▶ EXERCISE GOAL: Reproduce the listing verbatim.

***

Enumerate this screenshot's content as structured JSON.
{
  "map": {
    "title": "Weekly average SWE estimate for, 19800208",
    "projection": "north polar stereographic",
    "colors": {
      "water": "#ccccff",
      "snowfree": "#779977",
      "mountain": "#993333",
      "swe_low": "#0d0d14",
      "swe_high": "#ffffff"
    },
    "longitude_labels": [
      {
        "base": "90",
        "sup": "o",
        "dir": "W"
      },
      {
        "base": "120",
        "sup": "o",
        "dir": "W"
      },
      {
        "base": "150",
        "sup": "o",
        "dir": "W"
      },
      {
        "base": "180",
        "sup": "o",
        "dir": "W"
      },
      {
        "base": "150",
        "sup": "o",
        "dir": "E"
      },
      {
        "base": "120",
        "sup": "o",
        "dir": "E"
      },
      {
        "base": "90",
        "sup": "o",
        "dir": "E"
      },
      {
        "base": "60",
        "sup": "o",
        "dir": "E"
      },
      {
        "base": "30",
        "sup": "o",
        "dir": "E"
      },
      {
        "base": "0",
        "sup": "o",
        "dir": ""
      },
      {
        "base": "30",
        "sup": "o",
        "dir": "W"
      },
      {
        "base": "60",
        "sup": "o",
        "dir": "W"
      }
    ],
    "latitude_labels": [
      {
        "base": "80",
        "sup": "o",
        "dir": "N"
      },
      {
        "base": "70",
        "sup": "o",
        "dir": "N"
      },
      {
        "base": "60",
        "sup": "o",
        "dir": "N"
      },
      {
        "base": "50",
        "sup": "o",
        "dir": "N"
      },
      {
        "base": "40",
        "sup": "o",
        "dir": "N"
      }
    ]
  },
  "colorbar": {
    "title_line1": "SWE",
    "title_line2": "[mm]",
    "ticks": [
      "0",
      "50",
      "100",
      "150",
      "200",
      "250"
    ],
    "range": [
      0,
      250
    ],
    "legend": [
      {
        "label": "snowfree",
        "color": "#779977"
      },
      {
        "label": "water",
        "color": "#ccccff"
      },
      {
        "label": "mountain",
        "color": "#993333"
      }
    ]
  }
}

***

▶ EXERCISE ANSWER:
Enumerate this screenshot's content as structured JSON.
{
  "map": {
    "title": "Weekly average SWE estimate for, 19800208",
    "projection": "north polar stereographic",
    "colors": {
      "water": "#ccccff",
      "snowfree": "#779977",
      "mountain": "#993333",
      "swe_low": "#0d0d14",
      "swe_high": "#ffffff"
    },
    "longitude_labels": [
      {
        "base": "90",
        "sup": "o",
        "dir": "W"
      },
      {
        "base": "120",
        "sup": "o",
        "dir": "W"
      },
      {
        "base": "150",
        "sup": "o",
        "dir": "W"
      },
      {
        "base": "180",
        "sup": "o",
        "dir": "W"
      },
      {
        "base": "150",
        "sup": "o",
        "dir": "E"
      },
      {
        "base": "120",
        "sup": "o",
        "dir": "E"
      },
      {
        "base": "90",
        "sup": "o",
        "dir": "E"
      },
      {
        "base": "60",
        "sup": "o",
        "dir": "E"
      },
      {
        "base": "30",
        "sup": "o",
        "dir": "E"
      },
      {
        "base": "0",
        "sup": "o",
        "dir": ""
      },
      {
        "base": "30",
        "sup": "o",
        "dir": "W"
      },
      {
        "base": "60",
        "sup": "o",
        "dir": "W"
      }
    ],
    "latitude_labels": [
      {
        "base": "80",
        "sup": "o",
        "dir": "N"
      },
      {
        "base": "70",
        "sup": "o",
        "dir": "N"
      },
      {
        "base": "60",
        "sup": "o",
        "dir": "N"
      },
      {
        "base": "50",
        "sup": "o",
        "dir": "N"
      },
      {
        "base": "40",
        "sup": "o",
        "dir": "N"
      }
    ]
  },
  "colorbar": {
    "title_line1": "SWE",
    "title_line2": "[mm]",
    "ticks": [
      "0",
      "50",
      "100",
      "150",
      "200",
      "250"
    ],
    "range": [
      0,
      250
    ],
    "legend": [
      {
        "label": "snowfree",
        "color": "#779977"
      },
      {
        "label": "water",
        "color": "#ccccff"
      },
      {
        "label": "mountain",
        "color": "#993333"
      }
    ]
  }
}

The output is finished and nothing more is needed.